Exercise —
Quote the listing below in full and exactly as written, but omit every picture.

● ● ● ●

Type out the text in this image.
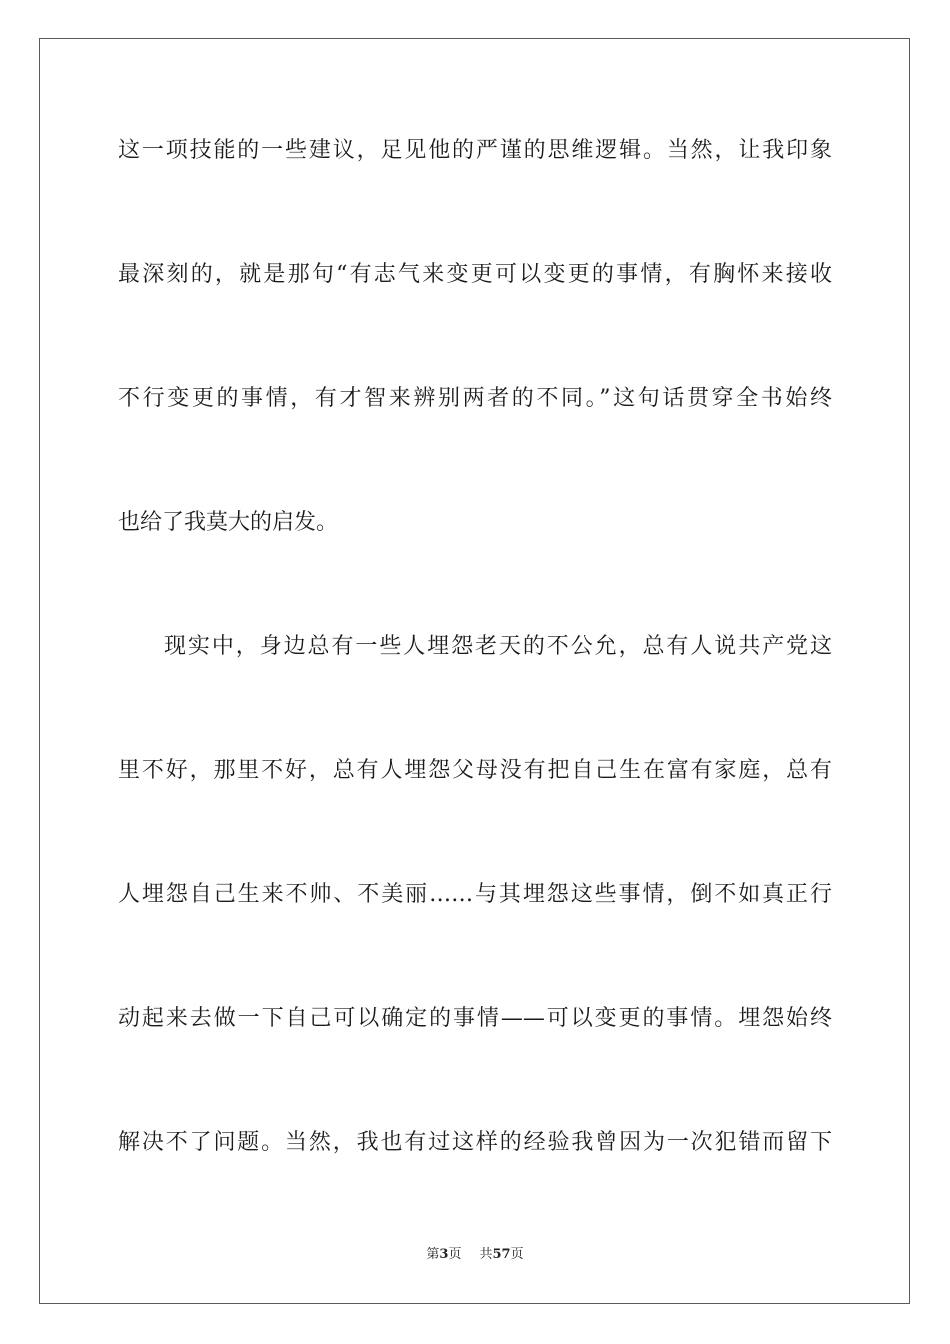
这一项技能的一些建议，足见他的严谨的思维逻辑。当然，让我印象

最深刻的，就是那句“有志气来变更可以变更的事情，有胸怀来接收

不行变更的事情，有才智来辨别两者的不同。”这句话贯穿全书始终

也给了我莫大的启发。

现实中，身边总有一些人埋怨老天的不公允，总有人说共产党这

里不好，那里不好，总有人埋怨父母没有把自己生在富有家庭，总有

人埋怨自己生来不帅、不美丽……与其埋怨这些事情，倒不如真正行

动起来去做一下自己可以确定的事情——可以变更的事情。埋怨始终

解决不了问题。当然，我也有过这样的经验我曾因为一次犯错而留下

第3页 共57页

● ● ● ●

Reply to the exercise —
Type out the text in this image.
这一项技能的一些建议，足见他的严谨的思维逻辑。当然，让我印象

最深刻的，就是那句“有志气来变更可以变更的事情，有胸怀来接收

不行变更的事情，有才智来辨别两者的不同。”这句话贯穿全书始终

也给了我莫大的启发。

现实中，身边总有一些人埋怨老天的不公允，总有人说共产党这

里不好，那里不好，总有人埋怨父母没有把自己生在富有家庭，总有

人埋怨自己生来不帅、不美丽……与其埋怨这些事情，倒不如真正行

动起来去做一下自己可以确定的事情——可以变更的事情。埋怨始终

解决不了问题。当然，我也有过这样的经验我曾因为一次犯错而留下

第3页 共57页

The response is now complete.